YOUR INSTRUCTIONS: The data below should be restated word for word, with every picture omitted.

ENTRIES SUPPLIED:
— START —

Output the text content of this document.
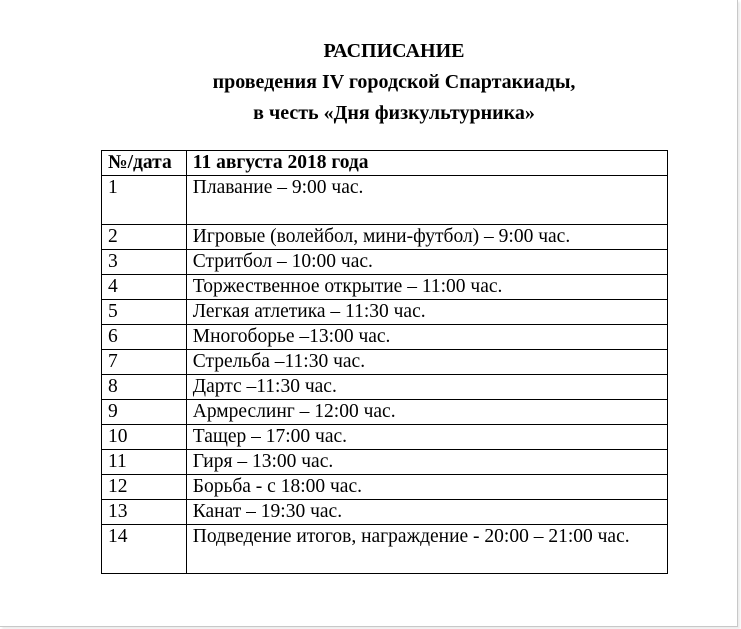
РАСПИСАНИЕ
проведения IV городской Спартакиады,
в честь «Дня физкультурника»
№/дата	11 августа 2018 года
1	Плавание – 9:00 час.
2	Игровые (волейбол, мини-футбол) – 9:00 час.
3	Стритбол – 10:00 час.
4	Торжественное открытие – 11:00 час.
5	Легкая атлетика – 11:30 час.
6	Многоборье –13:00 час.
7	Стрельба –11:30 час.
8	Дартс –11:30 час.
9	Армреслинг – 12:00 час.
10	Тащер – 17:00 час.
11	Гиря – 13:00 час.
12	Борьба - с 18:00 час.
13	Канат – 19:30 час.
14	Подведение итогов, награждение - 20:00 – 21:00 час.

— END —

TASK OUTPUT:
Output the text content of this document.
РАСПИСАНИЕ
проведения IV городской Спартакиады,
в честь «Дня физкультурника»
№/дата	11 августа 2018 года
1	Плавание – 9:00 час.
2	Игровые (волейбол, мини-футбол) – 9:00 час.
3	Стритбол – 10:00 час.
4	Торжественное открытие – 11:00 час.
5	Легкая атлетика – 11:30 час.
6	Многоборье –13:00 час.
7	Стрельба –11:30 час.
8	Дартс –11:30 час.
9	Армреслинг – 12:00 час.
10	Тащер – 17:00 час.
11	Гиря – 13:00 час.
12	Борьба - с 18:00 час.
13	Канат – 19:30 час.
14	Подведение итогов, награждение - 20:00 – 21:00 час.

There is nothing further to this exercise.